Your goal
Every record must be written out once more, with nothing added or omitted.

Information supplied

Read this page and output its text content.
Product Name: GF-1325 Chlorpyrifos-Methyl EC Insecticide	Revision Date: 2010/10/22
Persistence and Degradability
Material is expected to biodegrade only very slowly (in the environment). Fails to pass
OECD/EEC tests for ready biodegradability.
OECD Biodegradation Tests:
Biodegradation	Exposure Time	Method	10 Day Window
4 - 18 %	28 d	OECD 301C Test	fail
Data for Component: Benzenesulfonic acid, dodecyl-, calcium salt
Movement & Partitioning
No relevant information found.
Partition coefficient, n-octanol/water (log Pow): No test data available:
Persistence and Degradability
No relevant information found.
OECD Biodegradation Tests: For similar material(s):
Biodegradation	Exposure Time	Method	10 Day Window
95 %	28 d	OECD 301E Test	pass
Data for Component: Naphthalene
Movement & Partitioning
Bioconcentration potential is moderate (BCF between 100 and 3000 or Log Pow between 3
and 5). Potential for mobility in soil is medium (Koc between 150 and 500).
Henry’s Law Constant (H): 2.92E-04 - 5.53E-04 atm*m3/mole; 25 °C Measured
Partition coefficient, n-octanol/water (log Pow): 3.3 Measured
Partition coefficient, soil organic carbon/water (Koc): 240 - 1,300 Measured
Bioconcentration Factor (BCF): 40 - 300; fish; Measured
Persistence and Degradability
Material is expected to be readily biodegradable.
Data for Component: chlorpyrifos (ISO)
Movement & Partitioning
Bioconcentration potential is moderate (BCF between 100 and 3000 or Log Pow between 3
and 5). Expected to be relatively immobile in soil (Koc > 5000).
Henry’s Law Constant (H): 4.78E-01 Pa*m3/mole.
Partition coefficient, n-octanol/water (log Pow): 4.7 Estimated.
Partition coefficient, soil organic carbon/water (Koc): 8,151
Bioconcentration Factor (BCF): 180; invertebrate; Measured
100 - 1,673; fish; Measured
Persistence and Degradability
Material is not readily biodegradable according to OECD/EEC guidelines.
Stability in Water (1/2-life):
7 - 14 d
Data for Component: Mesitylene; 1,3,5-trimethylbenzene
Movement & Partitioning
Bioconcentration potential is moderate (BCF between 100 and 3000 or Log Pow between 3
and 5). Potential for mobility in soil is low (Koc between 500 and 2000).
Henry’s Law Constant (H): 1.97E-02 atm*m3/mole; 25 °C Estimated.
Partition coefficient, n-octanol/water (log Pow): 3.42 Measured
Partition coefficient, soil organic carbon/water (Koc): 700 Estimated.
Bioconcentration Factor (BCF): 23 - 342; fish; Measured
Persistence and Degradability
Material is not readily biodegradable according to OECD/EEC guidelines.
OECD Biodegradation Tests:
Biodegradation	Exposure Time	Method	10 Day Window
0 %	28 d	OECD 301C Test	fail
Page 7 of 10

Result of the exercise
Read this page and output its text content.
Product Name: GF-1325 Chlorpyrifos-Methyl EC Insecticide	Revision Date: 2010/10/22
Persistence and Degradability
Material is expected to biodegrade only very slowly (in the environment). Fails to pass
OECD/EEC tests for ready biodegradability.
OECD Biodegradation Tests:
Biodegradation	Exposure Time	Method	10 Day Window
4 - 18 %	28 d	OECD 301C Test	fail
Data for Component: Benzenesulfonic acid, dodecyl-, calcium salt
Movement & Partitioning
No relevant information found.
Partition coefficient, n-octanol/water (log Pow): No test data available:
Persistence and Degradability
No relevant information found.
OECD Biodegradation Tests: For similar material(s):
Biodegradation	Exposure Time	Method	10 Day Window
95 %	28 d	OECD 301E Test	pass
Data for Component: Naphthalene
Movement & Partitioning
Bioconcentration potential is moderate (BCF between 100 and 3000 or Log Pow between 3
and 5). Potential for mobility in soil is medium (Koc between 150 and 500).
Henry’s Law Constant (H): 2.92E-04 - 5.53E-04 atm*m3/mole; 25 °C Measured
Partition coefficient, n-octanol/water (log Pow): 3.3 Measured
Partition coefficient, soil organic carbon/water (Koc): 240 - 1,300 Measured
Bioconcentration Factor (BCF): 40 - 300; fish; Measured
Persistence and Degradability
Material is expected to be readily biodegradable.
Data for Component: chlorpyrifos (ISO)
Movement & Partitioning
Bioconcentration potential is moderate (BCF between 100 and 3000 or Log Pow between 3
and 5). Expected to be relatively immobile in soil (Koc > 5000).
Henry’s Law Constant (H): 4.78E-01 Pa*m3/mole.
Partition coefficient, n-octanol/water (log Pow): 4.7 Estimated.
Partition coefficient, soil organic carbon/water (Koc): 8,151
Bioconcentration Factor (BCF): 180; invertebrate; Measured
100 - 1,673; fish; Measured
Persistence and Degradability
Material is not readily biodegradable according to OECD/EEC guidelines.
Stability in Water (1/2-life):
7 - 14 d
Data for Component: Mesitylene; 1,3,5-trimethylbenzene
Movement & Partitioning
Bioconcentration potential is moderate (BCF between 100 and 3000 or Log Pow between 3
and 5). Potential for mobility in soil is low (Koc between 500 and 2000).
Henry’s Law Constant (H): 1.97E-02 atm*m3/mole; 25 °C Estimated.
Partition coefficient, n-octanol/water (log Pow): 3.42 Measured
Partition coefficient, soil organic carbon/water (Koc): 700 Estimated.
Bioconcentration Factor (BCF): 23 - 342; fish; Measured
Persistence and Degradability
Material is not readily biodegradable according to OECD/EEC guidelines.
OECD Biodegradation Tests:
Biodegradation	Exposure Time	Method	10 Day Window
0 %	28 d	OECD 301C Test	fail
Page 7 of 10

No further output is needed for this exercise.